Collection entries
+ + + + +

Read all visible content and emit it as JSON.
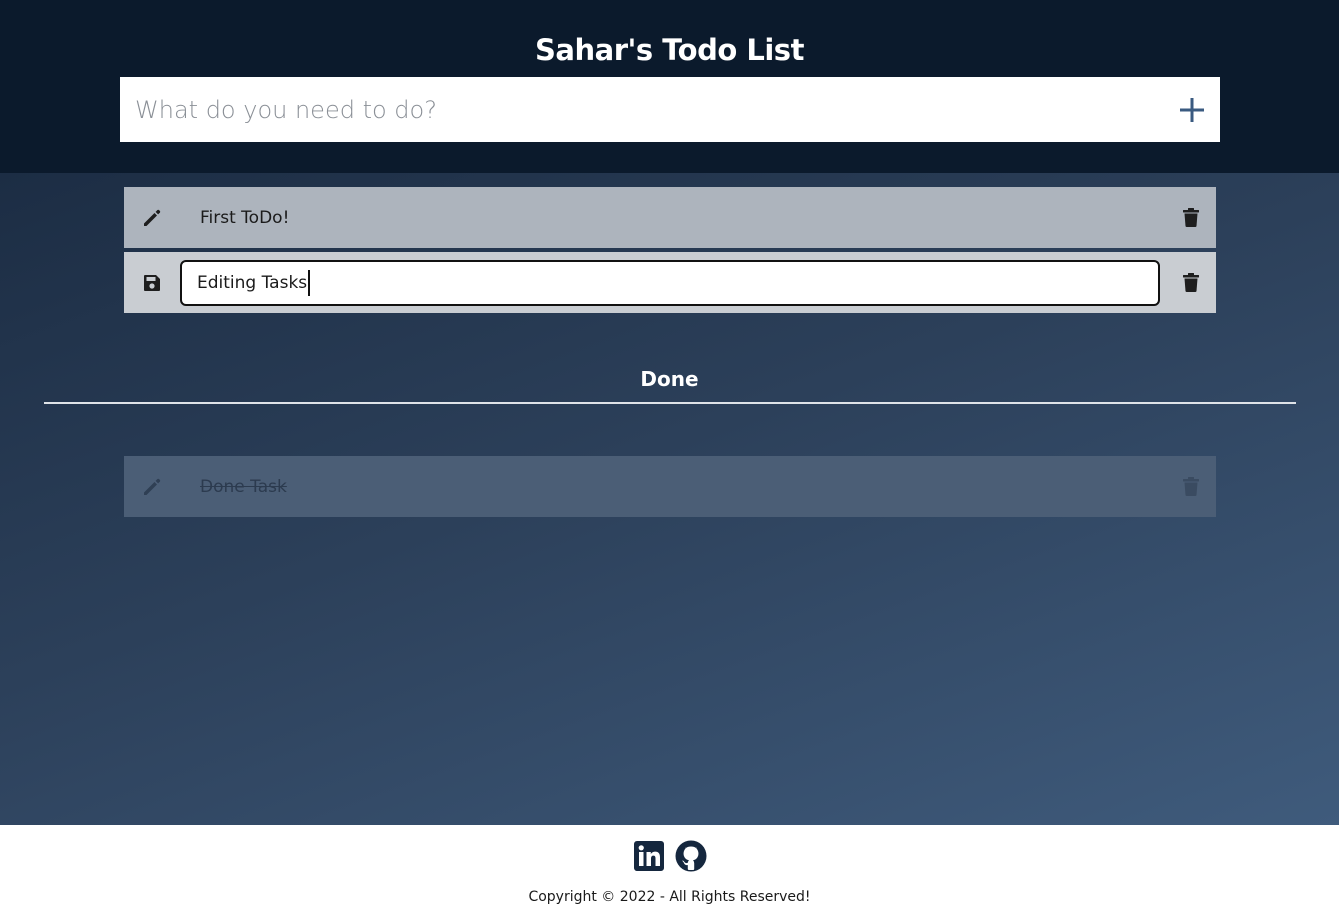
{
  "header": {
    "title": "Sahar's Todo List",
    "input_placeholder": "What do you need to do?",
    "add_icon": "plus-icon"
  },
  "todos": [
    {
      "text": "First ToDo!",
      "state": "normal",
      "left_icon": "pencil-icon",
      "right_icon": "trash-icon"
    },
    {
      "text": "Editing Tasks",
      "state": "editing",
      "left_icon": "save-icon",
      "right_icon": "trash-icon"
    }
  ],
  "done": {
    "heading": "Done",
    "items": [
      {
        "text": "Done Task",
        "state": "done",
        "left_icon": "pencil-icon",
        "right_icon": "trash-icon"
      }
    ]
  },
  "footer": {
    "links": [
      {
        "icon": "linkedin-icon"
      },
      {
        "icon": "github-icon"
      }
    ],
    "copyright": "Copyright © 2022 - All Rights Reserved!"
  },
  "colors": {
    "header_bg": "#0b1a2c",
    "accent": "#3a5a80",
    "item_bg": "#adb4bd",
    "done_item_bg": "#4b5e76"
  }
}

+ + + + +

### Requirements
Tally up the lines in the records that contain the word "icon" and give only the total.

### Exercise solution
9